━━ Text block

- Venue: Baku Sports Hall
- Dates: 22–28 June
- Competitors: 32 from 32 nations

Medalists
| gold medal | Pablo Abián | Spain |
| silver medal | Emil Holst | Denmark |
| bronze medal | Dieter Domke | Germany |
| bronze medal | Kęstutis Navickas | Lithuania |

= Badminton at the 2015 European Games – Men's singles =

The badminton men's singles tournament at the 2015 European Games took place from 22 to 28 June.

==Competition format==
The singles tournaments will be played with 32 participants, initially playing in eight groups of four, before the top two from each group qualify for a 16-player knock-out stage.

===Schedule===
All times are in AZST (UTC+05).

| Start time | Session |
|---|---|
| 22 June 09:00 | Group stage, matchday 1 |
| 23 June 09:00 | Group stage, matchday 2 |
| 24 June 09:00 | Group stage, matchday 3 |
| 25 June 10:00 | Round of 16 |
| 26 June 10:00 | Quarter-finals |
| 27 June 10:00 | Semi-finals |
| 28 June 12:00 | Final |

==Seeds==

Seeds for all badminton events at the inaugural European Games were announced on 29 May.

1. Scott Evans (IRL)
2. Misha Zilberman (ISR)
3. Pablo Abián (ESP)
4. Eric Pang (NED)
5. Petr Koukal (CZE)
6. Luka Wraber (AUT)
7. Vladimir Malkov (RUS)
8. Emil Holst (DEN)

==Results==
The group stage draws were held on 2 June.

━━━━

» **What you need to do**
Quote the text on men's singles badminton at the 2015 European Games, starting at "Seeds for all" and ending at "Vladimir Malkov (RUS)". The material that comes next has no connection to the text above.

━━ Source excerpt

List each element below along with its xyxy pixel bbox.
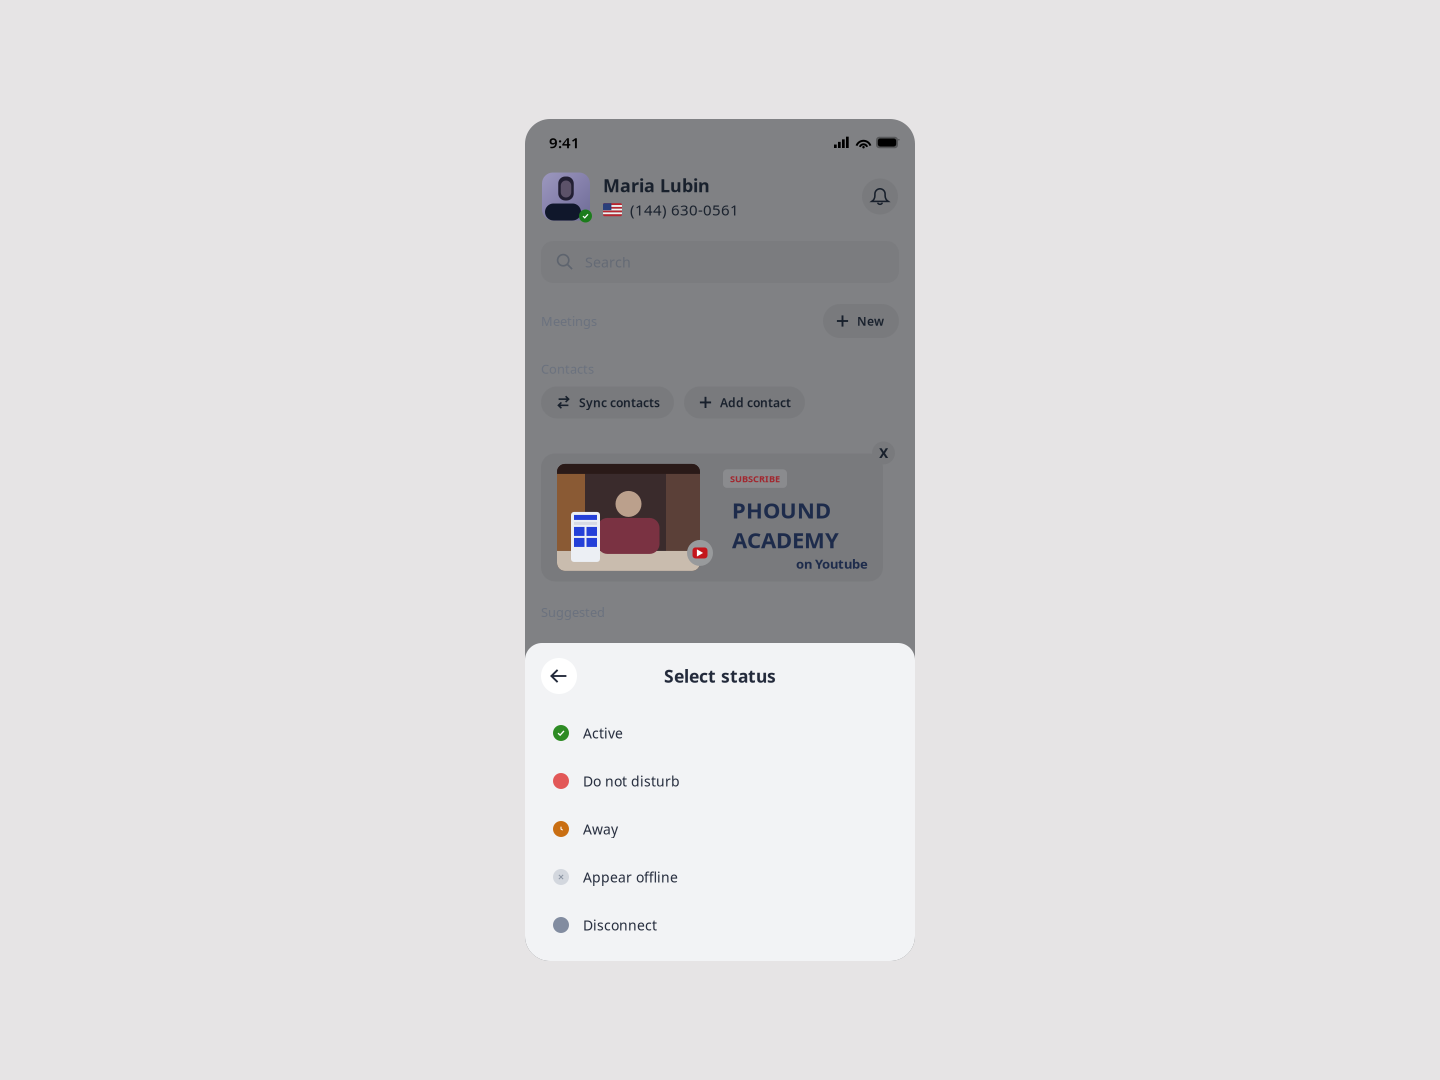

━━━━

» **Exercise result**
Seeds for all badminton events at the inaugural European Games were announced on 29 May.

1. Scott Evans (IRL)
2. Misha Zilberman (ISR)
3. Pablo Abián (ESP)
4. Eric Pang (NED)
5. Petr Koukal (CZE)
6. Luka Wraber (AUT)
7. Vladimir Malkov (RUS)